■ TASK INPUTS ■
▼▼▼

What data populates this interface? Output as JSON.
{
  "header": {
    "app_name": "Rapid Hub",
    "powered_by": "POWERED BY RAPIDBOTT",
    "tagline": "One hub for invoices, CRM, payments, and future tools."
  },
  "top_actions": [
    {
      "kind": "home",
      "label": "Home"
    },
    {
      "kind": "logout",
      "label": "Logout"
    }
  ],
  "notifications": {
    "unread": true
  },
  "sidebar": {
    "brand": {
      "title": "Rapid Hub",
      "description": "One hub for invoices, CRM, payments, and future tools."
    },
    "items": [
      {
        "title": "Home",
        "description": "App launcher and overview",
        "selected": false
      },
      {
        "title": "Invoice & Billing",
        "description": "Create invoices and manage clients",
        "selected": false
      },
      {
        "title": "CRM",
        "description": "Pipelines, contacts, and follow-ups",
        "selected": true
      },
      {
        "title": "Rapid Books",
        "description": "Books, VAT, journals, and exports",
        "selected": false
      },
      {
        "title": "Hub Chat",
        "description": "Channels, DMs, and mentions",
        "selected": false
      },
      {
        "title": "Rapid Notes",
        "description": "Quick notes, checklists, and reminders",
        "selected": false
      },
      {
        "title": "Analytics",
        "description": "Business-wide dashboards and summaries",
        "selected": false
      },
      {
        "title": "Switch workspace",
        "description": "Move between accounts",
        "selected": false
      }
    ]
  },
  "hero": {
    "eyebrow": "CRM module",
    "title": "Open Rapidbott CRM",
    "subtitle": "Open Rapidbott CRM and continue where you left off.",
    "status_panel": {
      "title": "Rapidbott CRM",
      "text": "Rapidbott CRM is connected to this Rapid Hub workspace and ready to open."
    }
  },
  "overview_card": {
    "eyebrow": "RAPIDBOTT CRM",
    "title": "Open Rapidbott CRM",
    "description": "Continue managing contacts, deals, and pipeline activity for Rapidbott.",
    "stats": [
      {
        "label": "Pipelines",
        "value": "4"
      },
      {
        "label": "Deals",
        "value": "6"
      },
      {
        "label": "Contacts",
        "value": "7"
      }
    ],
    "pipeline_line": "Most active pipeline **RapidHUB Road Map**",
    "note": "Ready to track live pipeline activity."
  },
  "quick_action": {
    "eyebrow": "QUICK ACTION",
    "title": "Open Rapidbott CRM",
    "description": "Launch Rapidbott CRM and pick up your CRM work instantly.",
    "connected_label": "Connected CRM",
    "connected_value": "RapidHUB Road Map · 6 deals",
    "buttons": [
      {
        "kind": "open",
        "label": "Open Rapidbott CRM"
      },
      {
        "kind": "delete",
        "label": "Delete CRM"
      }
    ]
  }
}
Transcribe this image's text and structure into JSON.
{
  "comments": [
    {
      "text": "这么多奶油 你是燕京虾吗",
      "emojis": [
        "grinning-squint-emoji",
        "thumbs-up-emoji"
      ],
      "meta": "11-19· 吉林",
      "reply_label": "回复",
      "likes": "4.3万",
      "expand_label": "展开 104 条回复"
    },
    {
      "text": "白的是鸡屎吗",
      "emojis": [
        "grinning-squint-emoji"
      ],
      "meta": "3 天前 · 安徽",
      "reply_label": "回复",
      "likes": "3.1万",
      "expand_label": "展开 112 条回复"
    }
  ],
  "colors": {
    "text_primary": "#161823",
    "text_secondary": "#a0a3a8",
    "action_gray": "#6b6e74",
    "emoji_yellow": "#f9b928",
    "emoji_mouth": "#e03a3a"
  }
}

▲▲▲

Set down every record above exactly as given.

What data populates this interface? Output as JSON.
{
  "header": {
    "app_name": "Rapid Hub",
    "powered_by": "POWERED BY RAPIDBOTT",
    "tagline": "One hub for invoices, CRM, payments, and future tools."
  },
  "top_actions": [
    {
      "kind": "home",
      "label": "Home"
    },
    {
      "kind": "logout",
      "label": "Logout"
    }
  ],
  "notifications": {
    "unread": true
  },
  "sidebar": {
    "brand": {
      "title": "Rapid Hub",
      "description": "One hub for invoices, CRM, payments, and future tools."
    },
    "items": [
      {
        "title": "Home",
        "description": "App launcher and overview",
        "selected": false
      },
      {
        "title": "Invoice & Billing",
        "description": "Create invoices and manage clients",
        "selected": false
      },
      {
        "title": "CRM",
        "description": "Pipelines, contacts, and follow-ups",
        "selected": true
      },
      {
        "title": "Rapid Books",
        "description": "Books, VAT, journals, and exports",
        "selected": false
      },
      {
        "title": "Hub Chat",
        "description": "Channels, DMs, and mentions",
        "selected": false
      },
      {
        "title": "Rapid Notes",
        "description": "Quick notes, checklists, and reminders",
        "selected": false
      },
      {
        "title": "Analytics",
        "description": "Business-wide dashboards and summaries",
        "selected": false
      },
      {
        "title": "Switch workspace",
        "description": "Move between accounts",
        "selected": false
      }
    ]
  },
  "hero": {
    "eyebrow": "CRM module",
    "title": "Open Rapidbott CRM",
    "subtitle": "Open Rapidbott CRM and continue where you left off.",
    "status_panel": {
      "title": "Rapidbott CRM",
      "text": "Rapidbott CRM is connected to this Rapid Hub workspace and ready to open."
    }
  },
  "overview_card": {
    "eyebrow": "RAPIDBOTT CRM",
    "title": "Open Rapidbott CRM",
    "description": "Continue managing contacts, deals, and pipeline activity for Rapidbott.",
    "stats": [
      {
        "label": "Pipelines",
        "value": "4"
      },
      {
        "label": "Deals",
        "value": "6"
      },
      {
        "label": "Contacts",
        "value": "7"
      }
    ],
    "pipeline_line": "Most active pipeline **RapidHUB Road Map**",
    "note": "Ready to track live pipeline activity."
  },
  "quick_action": {
    "eyebrow": "QUICK ACTION",
    "title": "Open Rapidbott CRM",
    "description": "Launch Rapidbott CRM and pick up your CRM work instantly.",
    "connected_label": "Connected CRM",
    "connected_value": "RapidHUB Road Map · 6 deals",
    "buttons": [
      {
        "kind": "open",
        "label": "Open Rapidbott CRM"
      },
      {
        "kind": "delete",
        "label": "Delete CRM"
      }
    ]
  }
}
Transcribe this image's text and structure into JSON.
{
  "comments": [
    {
      "text": "这么多奶油 你是燕京虾吗",
      "emojis": [
        "grinning-squint-emoji",
        "thumbs-up-emoji"
      ],
      "meta": "11-19· 吉林",
      "reply_label": "回复",
      "likes": "4.3万",
      "expand_label": "展开 104 条回复"
    },
    {
      "text": "白的是鸡屎吗",
      "emojis": [
        "grinning-squint-emoji"
      ],
      "meta": "3 天前 · 安徽",
      "reply_label": "回复",
      "likes": "3.1万",
      "expand_label": "展开 112 条回复"
    }
  ],
  "colors": {
    "text_primary": "#161823",
    "text_secondary": "#a0a3a8",
    "action_gray": "#6b6e74",
    "emoji_yellow": "#f9b928",
    "emoji_mouth": "#e03a3a"
  }
}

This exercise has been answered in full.